▶ [Extrait]:

━━━━━━━━━━━━━━━━

Par Andreï Babitsky – Le 7 août 2016 – Rusvesna
Les tensions sociales, qui semblaient avoir pris fin au moment de la victoire complète et définitive du pouvoir soviétique dans les années 1920, apparaissent de nouveau à l’époque post-soviétique.
C’est une véritable guerre froide, du genre qui ne flamboie guère de conflits armés ouverts, mais on n’a pas besoin de regarder longtemps la réalité pour en déduire cette réflexion : le socium est visiblement divisé en deux. À savoir, ceux qui s’associent à l’URSS et ses acquisitions et ceux qui considèrent l’époque du règne communiste comme un échec infernal, un abîme au fond duquel la Russie s’est laissé choir durant le XXe siècle.
Ces deux approches élaborent chacune leur propre conception de la russité. Les premiers pensent que l’Union soviétique serait une des phases historique du peuple russe, pleinement réussie et nécessitant réhabilitation. Les autres affirment que le pouvoir athéiste qui s’essayait à une expérience sociale grandiose aurait détruit sans pitié les fondements nationaux de la culture russe.
Il n’y a aucune façon de concilier ces deux points de vue sur le monde russe. D’ailleurs, on n’y est pas obligé. Le fait même de l’existence de cette guerre civile froide démontre que la structure de la conscience collective russe est devenue complexe. De fait, cette conscience collective retrouve son intégrité dans une polyphonie inaccoutumée. Le voisinage de ces deux théories rivales et incompatibles ne permet à aucune d’elles de prétendre au statut de vérité incontournable qu’il convient de mouler dans une forme étatique achevée.

━━━━━━━━━━━━━━━━

▶ [Consigne]: Poursuivez l'article sur la division de la société russe face à l'héritage soviétique, en reprenant juste après sa dernière phrase. Les lignes qui suivent forment un matériau distinct de l'article.

▶ [Entrées d'un jeu de données]:

━━━━━━━━━━━━━━━━

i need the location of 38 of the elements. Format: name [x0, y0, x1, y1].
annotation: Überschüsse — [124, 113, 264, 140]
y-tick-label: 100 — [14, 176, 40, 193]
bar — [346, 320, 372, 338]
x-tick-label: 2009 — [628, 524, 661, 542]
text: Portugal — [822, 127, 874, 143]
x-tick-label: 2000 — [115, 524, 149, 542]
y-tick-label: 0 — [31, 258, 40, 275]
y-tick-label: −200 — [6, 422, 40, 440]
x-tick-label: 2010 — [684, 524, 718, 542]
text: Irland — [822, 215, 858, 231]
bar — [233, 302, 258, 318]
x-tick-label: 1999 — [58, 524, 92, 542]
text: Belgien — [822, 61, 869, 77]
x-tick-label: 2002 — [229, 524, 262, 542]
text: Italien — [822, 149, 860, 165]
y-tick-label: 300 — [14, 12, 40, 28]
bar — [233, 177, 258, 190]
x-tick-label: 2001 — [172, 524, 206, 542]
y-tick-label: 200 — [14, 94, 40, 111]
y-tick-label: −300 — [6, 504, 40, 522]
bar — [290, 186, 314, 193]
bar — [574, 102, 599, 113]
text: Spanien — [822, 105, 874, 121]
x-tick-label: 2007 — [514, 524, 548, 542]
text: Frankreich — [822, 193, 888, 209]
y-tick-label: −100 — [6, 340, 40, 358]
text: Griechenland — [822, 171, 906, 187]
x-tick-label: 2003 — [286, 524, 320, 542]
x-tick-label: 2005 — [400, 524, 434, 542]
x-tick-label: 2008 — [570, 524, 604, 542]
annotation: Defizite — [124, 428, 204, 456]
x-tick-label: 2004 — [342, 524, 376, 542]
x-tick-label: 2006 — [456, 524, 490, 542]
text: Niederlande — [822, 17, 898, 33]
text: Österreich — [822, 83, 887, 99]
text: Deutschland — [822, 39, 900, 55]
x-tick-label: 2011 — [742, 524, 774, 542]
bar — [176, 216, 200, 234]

━━━━━━━━━━━━━━━━

▶ [Résultat]:
Ceux qui insistent pour dire que la Russie succède naturellement à l’Empire russe d’avant la révolution de 1917, en court-circuitant l’URSS, ne peuvent rien contre les partisans de l’époque communiste, car les rayer du discours politique n’est possible qu’au moyen de leur liquidation physique. Le contraire est aussi vrai : cette partie du socium qui considère l’URSS comme une structure idéale de société en est désormais réduite à partager la Russie avec des gardes-blancs convaincus, en acceptant non seulement le fait même de leur existence, mais aussi la nécessité de mener avec leurs adversaires idéologiques un dialogue paisible. Cette dichotomie-là se matérialise logiquement non seulement en une doctrine de conscience nationale russe, mais aussi à des niveaux différents.
Je ne prends en considération que ces deux groupes car pour les représentants de chacun d’eux la Russie est une valeur éternelle, contrairement au groupe soi-disant libéral qui nie le rôle positif de toutes les époques historiques du pays, sauf peut-être la démocratie de la république de Novgorod, traitée d’ailleurs d’une façon très spéciale. Pour les libéraux, tout ce qui est russe porte en soi le défaut primordial, de sorte qu’il ne peut retrouver un sens qu’en étant complètement retravaillé selon les normes de l’Occident conventionnel.
Cette polyphonie manifeste donc la particularité majeure de la Russie actuelle dans laquelle l’État n’accorde pas de prérogative à l’une des parties en privant l’autre du droit de s’exprimer et du statut de sujet politique. La polyphonie devient peu à peu une norme du mode de vie sociale. En 1993, lorsque Eltsine a ordonné de tirer sur le Parlement, la guerre est passée pendant un instant en phase chaude. Pourtant, après le changement du pouvoir en Russie, les vainqueurs de l’époque en sont restés pour leurs frais, et maintenant, en se retrouvant en minorité négligeable, ils rêvent aux images d’une révolution et d’une guerre civile, les deux étant devenues taboues une fois pour toutes dans la nouvelle conscience nationale russe.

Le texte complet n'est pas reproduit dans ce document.